= DO THIS =
Read the records and write them out again exactly.

= PROVIDED MATERIAL =
####

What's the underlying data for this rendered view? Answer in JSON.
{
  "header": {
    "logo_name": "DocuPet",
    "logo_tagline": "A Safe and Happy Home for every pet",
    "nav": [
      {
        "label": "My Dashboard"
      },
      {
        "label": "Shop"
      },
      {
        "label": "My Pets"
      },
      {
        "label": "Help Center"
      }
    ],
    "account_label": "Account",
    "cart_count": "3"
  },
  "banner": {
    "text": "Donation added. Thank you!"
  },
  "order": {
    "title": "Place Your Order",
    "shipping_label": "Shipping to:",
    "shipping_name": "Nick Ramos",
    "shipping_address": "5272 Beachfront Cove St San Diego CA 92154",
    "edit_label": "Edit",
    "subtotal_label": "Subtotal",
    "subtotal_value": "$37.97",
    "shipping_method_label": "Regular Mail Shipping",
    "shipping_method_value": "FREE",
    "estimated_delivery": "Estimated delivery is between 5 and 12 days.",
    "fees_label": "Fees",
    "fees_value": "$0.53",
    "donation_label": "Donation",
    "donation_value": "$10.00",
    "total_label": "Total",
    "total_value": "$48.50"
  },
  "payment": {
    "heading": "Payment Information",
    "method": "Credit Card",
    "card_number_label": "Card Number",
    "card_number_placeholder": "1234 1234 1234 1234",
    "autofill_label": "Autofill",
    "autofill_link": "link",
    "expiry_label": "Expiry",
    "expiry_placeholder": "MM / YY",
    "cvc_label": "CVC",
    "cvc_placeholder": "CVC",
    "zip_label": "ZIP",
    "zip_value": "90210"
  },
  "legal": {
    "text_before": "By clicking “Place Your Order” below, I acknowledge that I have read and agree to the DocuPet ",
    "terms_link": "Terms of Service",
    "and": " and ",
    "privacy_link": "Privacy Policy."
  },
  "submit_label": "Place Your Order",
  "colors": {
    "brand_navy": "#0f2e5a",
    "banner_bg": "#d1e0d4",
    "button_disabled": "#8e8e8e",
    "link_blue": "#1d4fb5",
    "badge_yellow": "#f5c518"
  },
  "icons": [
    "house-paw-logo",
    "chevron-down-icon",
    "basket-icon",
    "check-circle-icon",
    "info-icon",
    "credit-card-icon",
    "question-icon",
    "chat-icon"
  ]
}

####

= OUTPUT FOR THIS EXERCISE =
What's the underlying data for this rendered view? Answer in JSON.
{
  "header": {
    "logo_name": "DocuPet",
    "logo_tagline": "A Safe and Happy Home for every pet",
    "nav": [
      {
        "label": "My Dashboard"
      },
      {
        "label": "Shop"
      },
      {
        "label": "My Pets"
      },
      {
        "label": "Help Center"
      }
    ],
    "account_label": "Account",
    "cart_count": "3"
  },
  "banner": {
    "text": "Donation added. Thank you!"
  },
  "order": {
    "title": "Place Your Order",
    "shipping_label": "Shipping to:",
    "shipping_name": "Nick Ramos",
    "shipping_address": "5272 Beachfront Cove St San Diego CA 92154",
    "edit_label": "Edit",
    "subtotal_label": "Subtotal",
    "subtotal_value": "$37.97",
    "shipping_method_label": "Regular Mail Shipping",
    "shipping_method_value": "FREE",
    "estimated_delivery": "Estimated delivery is between 5 and 12 days.",
    "fees_label": "Fees",
    "fees_value": "$0.53",
    "donation_label": "Donation",
    "donation_value": "$10.00",
    "total_label": "Total",
    "total_value": "$48.50"
  },
  "payment": {
    "heading": "Payment Information",
    "method": "Credit Card",
    "card_number_label": "Card Number",
    "card_number_placeholder": "1234 1234 1234 1234",
    "autofill_label": "Autofill",
    "autofill_link": "link",
    "expiry_label": "Expiry",
    "expiry_placeholder": "MM / YY",
    "cvc_label": "CVC",
    "cvc_placeholder": "CVC",
    "zip_label": "ZIP",
    "zip_value": "90210"
  },
  "legal": {
    "text_before": "By clicking “Place Your Order” below, I acknowledge that I have read and agree to the DocuPet ",
    "terms_link": "Terms of Service",
    "and": " and ",
    "privacy_link": "Privacy Policy."
  },
  "submit_label": "Place Your Order",
  "colors": {
    "brand_navy": "#0f2e5a",
    "banner_bg": "#d1e0d4",
    "button_disabled": "#8e8e8e",
    "link_blue": "#1d4fb5",
    "badge_yellow": "#f5c518"
  },
  "icons": [
    "house-paw-logo",
    "chevron-down-icon",
    "basket-icon",
    "check-circle-icon",
    "info-icon",
    "credit-card-icon",
    "question-icon",
    "chat-icon"
  ]
}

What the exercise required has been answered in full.